%%

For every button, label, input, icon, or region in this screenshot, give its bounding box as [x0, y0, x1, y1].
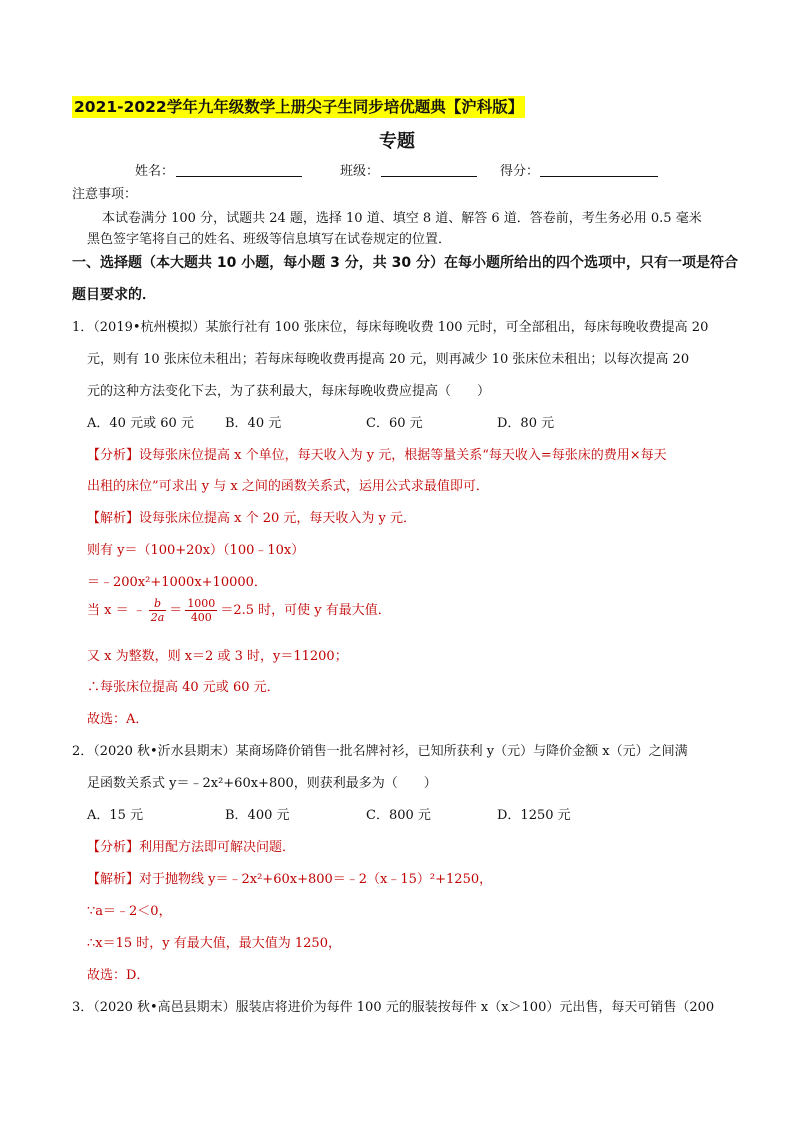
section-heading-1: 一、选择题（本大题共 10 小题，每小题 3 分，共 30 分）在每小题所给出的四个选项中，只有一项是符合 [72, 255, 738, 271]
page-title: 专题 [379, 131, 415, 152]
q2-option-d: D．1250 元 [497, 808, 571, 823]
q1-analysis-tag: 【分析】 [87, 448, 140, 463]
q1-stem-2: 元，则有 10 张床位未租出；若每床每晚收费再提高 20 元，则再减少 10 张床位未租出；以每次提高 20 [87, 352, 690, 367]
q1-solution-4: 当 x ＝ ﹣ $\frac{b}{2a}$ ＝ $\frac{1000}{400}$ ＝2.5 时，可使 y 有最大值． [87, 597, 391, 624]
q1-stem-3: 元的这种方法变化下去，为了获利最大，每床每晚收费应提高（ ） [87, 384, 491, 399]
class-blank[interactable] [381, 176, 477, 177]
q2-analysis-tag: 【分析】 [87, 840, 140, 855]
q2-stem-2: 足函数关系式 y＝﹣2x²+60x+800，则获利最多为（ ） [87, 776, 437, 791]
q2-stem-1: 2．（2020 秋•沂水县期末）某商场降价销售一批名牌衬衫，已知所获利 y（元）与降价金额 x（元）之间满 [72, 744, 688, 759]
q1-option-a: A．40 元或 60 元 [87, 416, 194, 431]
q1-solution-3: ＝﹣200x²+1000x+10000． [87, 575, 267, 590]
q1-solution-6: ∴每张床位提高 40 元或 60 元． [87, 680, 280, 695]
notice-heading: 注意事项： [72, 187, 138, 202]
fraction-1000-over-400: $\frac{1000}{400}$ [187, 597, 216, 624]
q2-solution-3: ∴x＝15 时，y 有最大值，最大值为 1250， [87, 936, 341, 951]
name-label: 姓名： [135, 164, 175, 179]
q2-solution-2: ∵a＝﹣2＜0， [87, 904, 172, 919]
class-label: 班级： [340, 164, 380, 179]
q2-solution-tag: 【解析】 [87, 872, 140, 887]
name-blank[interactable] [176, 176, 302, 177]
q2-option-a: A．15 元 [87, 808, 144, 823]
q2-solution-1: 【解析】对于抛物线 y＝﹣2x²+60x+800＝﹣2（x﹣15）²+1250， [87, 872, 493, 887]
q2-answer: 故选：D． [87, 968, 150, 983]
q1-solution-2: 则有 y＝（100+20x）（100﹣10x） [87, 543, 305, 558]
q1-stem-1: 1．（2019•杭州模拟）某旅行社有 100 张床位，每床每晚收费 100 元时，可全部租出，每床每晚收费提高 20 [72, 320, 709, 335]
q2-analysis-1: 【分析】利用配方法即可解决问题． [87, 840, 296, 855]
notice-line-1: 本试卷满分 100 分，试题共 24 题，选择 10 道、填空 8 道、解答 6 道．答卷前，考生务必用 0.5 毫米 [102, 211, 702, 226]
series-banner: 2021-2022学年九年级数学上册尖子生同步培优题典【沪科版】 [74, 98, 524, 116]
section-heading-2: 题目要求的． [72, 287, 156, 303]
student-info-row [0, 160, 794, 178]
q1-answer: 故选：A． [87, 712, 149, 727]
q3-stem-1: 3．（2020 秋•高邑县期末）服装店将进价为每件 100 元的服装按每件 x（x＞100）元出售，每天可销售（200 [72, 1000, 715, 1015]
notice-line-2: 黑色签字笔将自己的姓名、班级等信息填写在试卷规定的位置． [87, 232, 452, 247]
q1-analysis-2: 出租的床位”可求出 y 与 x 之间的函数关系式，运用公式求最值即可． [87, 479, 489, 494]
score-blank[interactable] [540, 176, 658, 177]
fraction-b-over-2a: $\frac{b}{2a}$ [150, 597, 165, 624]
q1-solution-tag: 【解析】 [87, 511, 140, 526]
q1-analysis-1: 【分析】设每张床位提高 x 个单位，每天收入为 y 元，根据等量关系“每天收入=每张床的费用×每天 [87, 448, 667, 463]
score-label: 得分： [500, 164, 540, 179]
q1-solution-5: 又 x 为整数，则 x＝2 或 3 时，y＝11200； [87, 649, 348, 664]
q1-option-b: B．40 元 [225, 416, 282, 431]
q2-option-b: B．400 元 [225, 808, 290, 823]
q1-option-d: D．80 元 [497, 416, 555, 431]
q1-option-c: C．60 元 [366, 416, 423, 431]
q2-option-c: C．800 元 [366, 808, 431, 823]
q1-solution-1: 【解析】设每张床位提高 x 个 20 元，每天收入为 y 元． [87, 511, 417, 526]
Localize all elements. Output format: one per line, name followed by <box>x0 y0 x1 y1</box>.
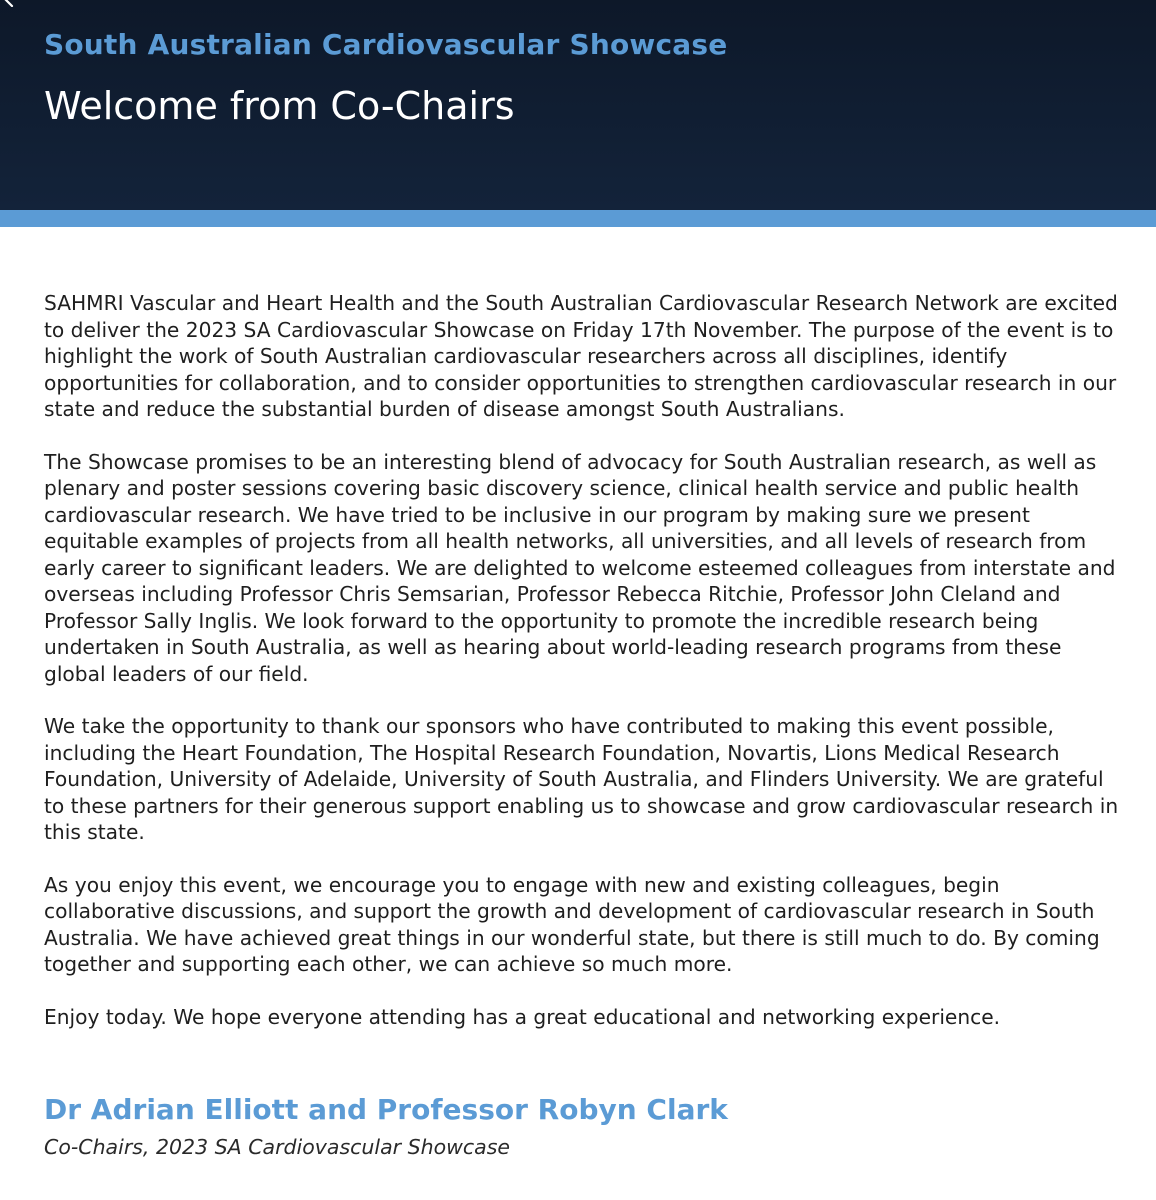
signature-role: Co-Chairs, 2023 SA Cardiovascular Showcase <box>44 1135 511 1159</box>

%%

_The problem_:
Rewrite all of the rows above, changing every "interactable" to "clickable" and keeping everything else the same. Leave the pictures out.

_Exercise response_:
For every button, label, input, icon, or region in this screenshot, give its bounding box as [x0, y0, x1, y1].
section-heading-1: 一、选择题（本大题共 10 小题，每小题 3 分，共 30 分）在每小题所给出的四个选项中，只有一项是符合 [72, 255, 738, 271]
page-title: 专题 [379, 131, 415, 152]
q2-option-d: D．1250 元 [497, 808, 571, 823]
q1-analysis-tag: 【分析】 [87, 448, 140, 463]
q1-stem-2: 元，则有 10 张床位未租出；若每床每晚收费再提高 20 元，则再减少 10 张床位未租出；以每次提高 20 [87, 352, 690, 367]
q1-solution-4: 当 x ＝ ﹣ $\frac{b}{2a}$ ＝ $\frac{1000}{400}$ ＝2.5 时，可使 y 有最大值． [87, 597, 391, 624]
q1-stem-3: 元的这种方法变化下去，为了获利最大，每床每晚收费应提高（ ） [87, 384, 491, 399]
class-blank[clickable] [381, 176, 477, 177]
q2-analysis-tag: 【分析】 [87, 840, 140, 855]
q2-stem-2: 足函数关系式 y＝﹣2x²+60x+800，则获利最多为（ ） [87, 776, 437, 791]
q2-stem-1: 2．（2020 秋•沂水县期末）某商场降价销售一批名牌衬衫，已知所获利 y（元）与降价金额 x（元）之间满 [72, 744, 688, 759]
q1-option-a: A．40 元或 60 元 [87, 416, 194, 431]
q1-solution-3: ＝﹣200x²+1000x+10000． [87, 575, 267, 590]
q1-solution-6: ∴每张床位提高 40 元或 60 元． [87, 680, 280, 695]
notice-heading: 注意事项： [72, 187, 138, 202]
fraction-1000-over-400: $\frac{1000}{400}$ [187, 597, 216, 624]
q2-solution-3: ∴x＝15 时，y 有最大值，最大值为 1250， [87, 936, 341, 951]
name-label: 姓名： [135, 164, 175, 179]
q2-solution-2: ∵a＝﹣2＜0， [87, 904, 172, 919]
class-label: 班级： [340, 164, 380, 179]
q2-solution-tag: 【解析】 [87, 872, 140, 887]
name-blank[clickable] [176, 176, 302, 177]
q2-option-a: A．15 元 [87, 808, 144, 823]
q2-solution-1: 【解析】对于抛物线 y＝﹣2x²+60x+800＝﹣2（x﹣15）²+1250， [87, 872, 493, 887]
q2-answer: 故选：D． [87, 968, 150, 983]
q1-solution-2: 则有 y＝（100+20x）（100﹣10x） [87, 543, 305, 558]
q1-stem-1: 1．（2019•杭州模拟）某旅行社有 100 张床位，每床每晚收费 100 元时，可全部租出，每床每晚收费提高 20 [72, 320, 709, 335]
q2-analysis-1: 【分析】利用配方法即可解决问题． [87, 840, 296, 855]
notice-line-1: 本试卷满分 100 分，试题共 24 题，选择 10 道、填空 8 道、解答 6 道．答卷前，考生务必用 0.5 毫米 [102, 211, 702, 226]
series-banner: 2021-2022学年九年级数学上册尖子生同步培优题典【沪科版】 [74, 98, 524, 116]
section-heading-2: 题目要求的． [72, 287, 156, 303]
student-info-row [0, 160, 794, 178]
q1-answer: 故选：A． [87, 712, 149, 727]
q3-stem-1: 3．（2020 秋•高邑县期末）服装店将进价为每件 100 元的服装按每件 x（x＞100）元出售，每天可销售（200 [72, 1000, 715, 1015]
notice-line-2: 黑色签字笔将自己的姓名、班级等信息填写在试卷规定的位置． [87, 232, 452, 247]
q1-analysis-2: 出租的床位”可求出 y 与 x 之间的函数关系式，运用公式求最值即可． [87, 479, 489, 494]
score-blank[clickable] [540, 176, 658, 177]
fraction-b-over-2a: $\frac{b}{2a}$ [150, 597, 165, 624]
q1-solution-tag: 【解析】 [87, 511, 140, 526]
q1-analysis-1: 【分析】设每张床位提高 x 个单位，每天收入为 y 元，根据等量关系“每天收入=每张床的费用×每天 [87, 448, 667, 463]
score-label: 得分： [500, 164, 540, 179]
q1-solution-5: 又 x 为整数，则 x＝2 或 3 时，y＝11200； [87, 649, 348, 664]
q1-option-b: B．40 元 [225, 416, 282, 431]
q2-option-b: B．400 元 [225, 808, 290, 823]
q1-option-d: D．80 元 [497, 416, 555, 431]
q1-option-c: C．60 元 [366, 416, 423, 431]
q2-option-c: C．800 元 [366, 808, 431, 823]
q1-solution-1: 【解析】设每张床位提高 x 个 20 元，每天收入为 y 元． [87, 511, 417, 526]
Localize all elements. Output format: one per line, name followed by <box>x0 y0 x1 y1</box>.
signature-role: Co-Chairs, 2023 SA Cardiovascular Showcase <box>44 1135 511 1159</box>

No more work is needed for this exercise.